§ **What to do**: In the data, extract each line that holds the string "housing".

··· Exercise data ···

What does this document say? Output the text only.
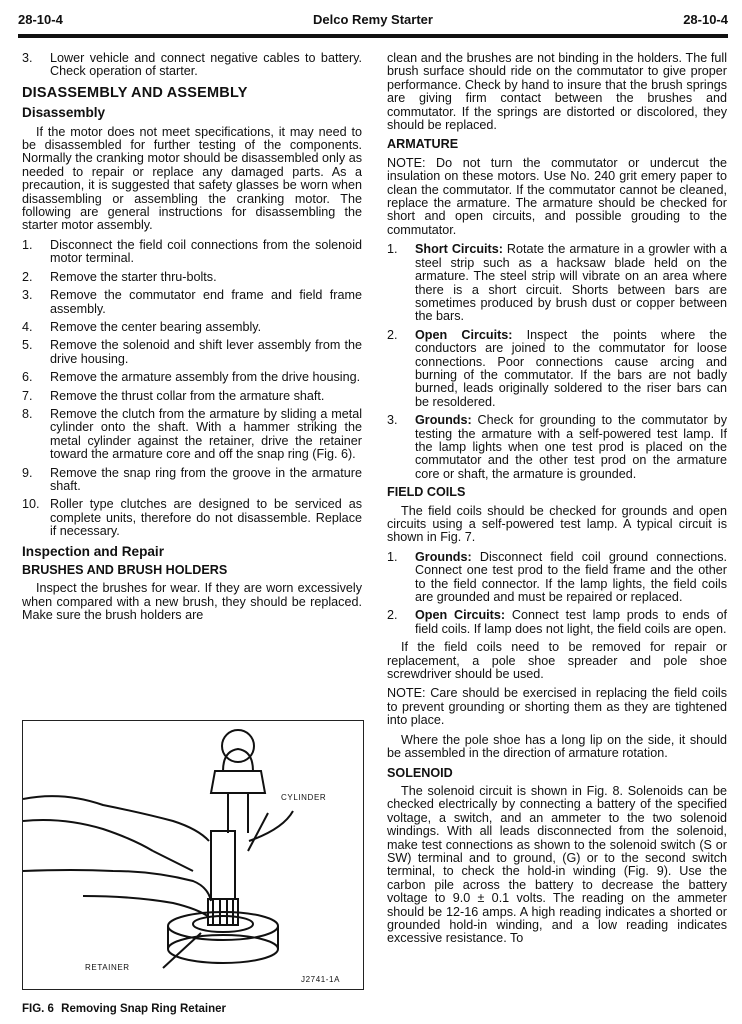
28-10-4	Delco Remy Starter	28-10-4
3.	Lower vehicle and connect negative cables to battery. Check operation of starter.
DISASSEMBLY AND ASSEMBLY
Disassembly

If the motor does not meet specifications, it may need to be disassembled for further testing of the components. Normally the cranking motor should be disassembled only as needed to repair or replace any damaged parts. As a precaution, it is suggested that safety glasses be worn when disassembling or assembling the cranking motor. The following are general instructions for disassembling the starter motor assembly.

1.	Disconnect the field coil connections from the solenoid motor terminal.
2.	Remove the starter thru-bolts.
3.	Remove the commutator end frame and field frame assembly.
4.	Remove the center bearing assembly.
5.	Remove the solenoid and shift lever assembly from the drive housing.
6.	Remove the armature assembly from the drive housing.
7.	Remove the thrust collar from the armature shaft.
8.	Remove the clutch from the armature by sliding a metal cylinder onto the shaft. With a hammer striking the metal cylinder against the retainer, drive the retainer toward the armature core and off the snap ring (Fig. 6).
9.	Remove the snap ring from the groove in the armature shaft.
10. Roller type clutches are designed to be serviced as complete units, therefore do not disassemble. Replace if necessary.
Inspection and Repair
BRUSHES AND BRUSH HOLDERS

Inspect the brushes for wear. If they are worn excessively when compared with a new brush, they should be replaced. Make sure the brush holders are

CYLINDER
RETAINER
J2741-1A
FIG. 6 Removing Snap Ring Retainer

clean and the brushes are not binding in the holders. The full brush surface should ride on the commutator to give proper performance. Check by hand to insure that the brush springs are giving firm contact between the brushes and commutator. If the springs are distorted or discolored, they should be replaced.

ARMATURE

NOTE: Do not turn the commutator or undercut the insulation on these motors. Use No. 240 grit emery paper to clean the commutator. If the commutator cannot be cleaned, replace the armature. The armature should be checked for short and open circuits, and possible grouding to the commutator.

1.	Short Circuits: Rotate the armature in a growler with a steel strip such as a hacksaw blade held on the armature. The steel strip will vibrate on an area where there is a short circuit. Shorts between bars are sometimes produced by brush dust or copper between the bars.
2.	Open Circuits: Inspect the points where the conductors are joined to the commutator for loose connections. Poor connections cause arcing and burning of the commutator. If the bars are not badly burned, leads originally soldered to the riser bars can be resoldered.
3.	Grounds: Check for grounding to the commutator by testing the armature with a self-powered test lamp. If the lamp lights when one test prod is placed on the commutator and the other test prod on the armature core or shaft, the armature is grounded.
FIELD COILS

The field coils should be checked for grounds and open circuits using a self-powered test lamp. A typical circuit is shown in Fig. 7.

1.	Grounds: Disconnect field coil ground connections. Connect one test prod to the field frame and the other to the field connector. If the lamp lights, the field coils are grounded and must be repaired or replaced.
2.	Open Circuits: Connect test lamp prods to ends of field coils. If lamp does not light, the field coils are open.

If the field coils need to be removed for repair or replacement, a pole shoe spreader and pole shoe screwdriver should be used.

NOTE: Care should be exercised in replacing the field coils to prevent grounding or shorting them as they are tightened into place.

Where the pole shoe has a long lip on the side, it should be assembled in the direction of armature rotation.

SOLENOID

The solenoid circuit is shown in Fig. 8. Solenoids can be checked electrically by connecting a battery of the specified voltage, a switch, and an ammeter to the two solenoid windings. With all leads disconnected from the solenoid, make test connections as shown to the solenoid switch (S or SW) terminal and to ground, (G) or to the second switch terminal, to check the hold-in winding (Fig. 9). Use the carbon pile across the battery to decrease the battery voltage to 9.0 ± 0.1 volts. The reading on the ammeter should be 12-16 amps. A high reading indicates a shorted or grounded hold-in winding, and a low reading indicates excessive resistance. To
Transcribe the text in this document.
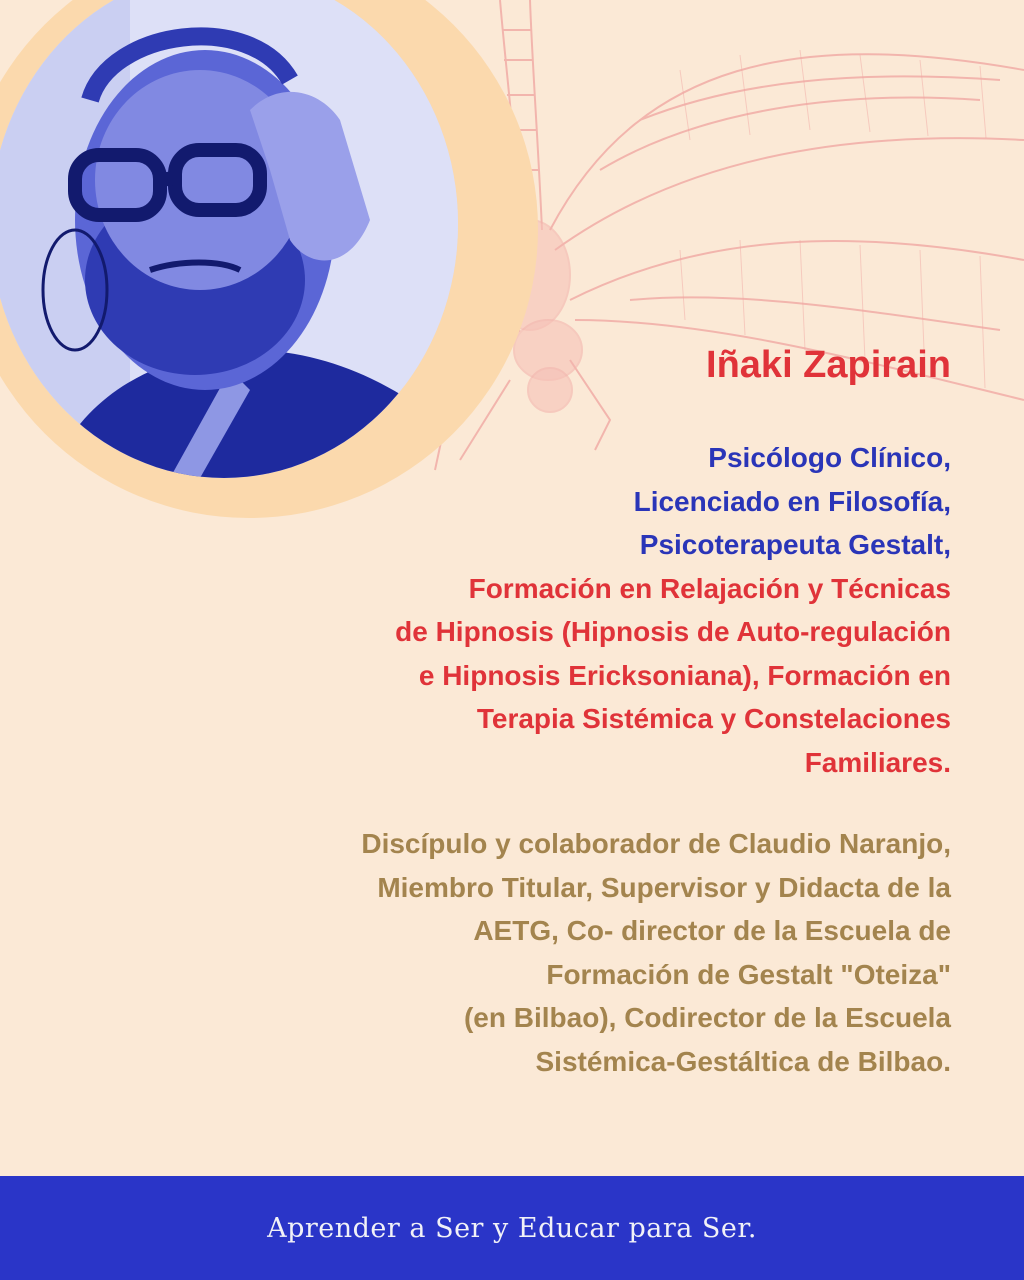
Iñaki Zapirain
Psicólogo Clínico,
Licenciado en Filosofía,
Psicoterapeuta Gestalt,
Formación en Relajación y Técnicas
de Hipnosis (Hipnosis de Auto-regulación
e Hipnosis Ericksoniana), Formación en
Terapia Sistémica y Constelaciones
Familiares.
Discípulo y colaborador de Claudio Naranjo,
Miembro Titular, Supervisor y Didacta de la
AETG, Co- director de la Escuela de
Formación de Gestalt "Oteiza"
(en Bilbao), Codirector de la Escuela
Sistémica-Gestáltica de Bilbao.
Aprender a Ser y Educar para Ser.
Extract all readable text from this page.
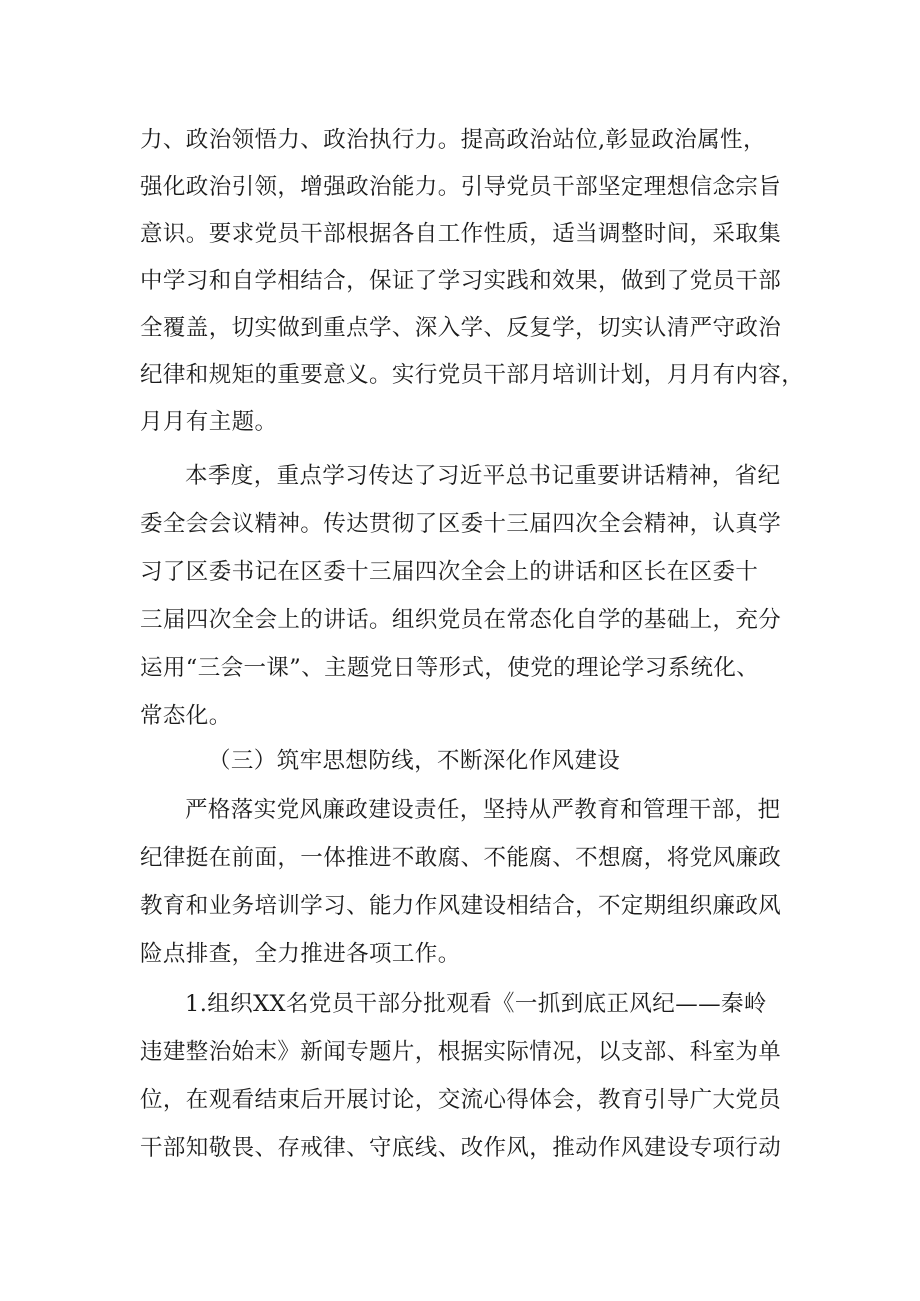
力、政治领悟力、政治执行力。提高政治站位,彰显政治属性，
强化政治引领，增强政治能力。引导党员干部坚定理想信念宗旨
意识。要求党员干部根据各自工作性质，适当调整时间，采取集
中学习和自学相结合，保证了学习实践和效果，做到了党员干部
全覆盖，切实做到重点学、深入学、反复学，切实认清严守政治
纪律和规矩的重要意义。实行党员干部月培训计划，月月有内容，
月月有主题。
本季度，重点学习传达了习近平总书记重要讲话精神，省纪
委全会会议精神。传达贯彻了区委十三届四次全会精神，认真学
习了区委书记在区委十三届四次全会上的讲话和区长在区委十
三届四次全会上的讲话。组织党员在常态化自学的基础上，充分
运用“三会一课”、主题党日等形式，使党的理论学习系统化、
常态化。
（三）筑牢思想防线，不断深化作风建设
严格落实党风廉政建设责任，坚持从严教育和管理干部，把
纪律挺在前面，一体推进不敢腐、不能腐、不想腐，将党风廉政
教育和业务培训学习、能力作风建设相结合，不定期组织廉政风
险点排查，全力推进各项工作。
1.组织XX名党员干部分批观看《一抓到底正风纪——秦岭
违建整治始末》新闻专题片，根据实际情况，以支部、科室为单
位，在观看结束后开展讨论，交流心得体会，教育引导广大党员
干部知敬畏、存戒律、守底线、改作风，推动作风建设专项行动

···

§ **Complete output**:
5.	Remove the solenoid and shift lever assembly from the drive housing.
6.	Remove the armature assembly from the drive housing.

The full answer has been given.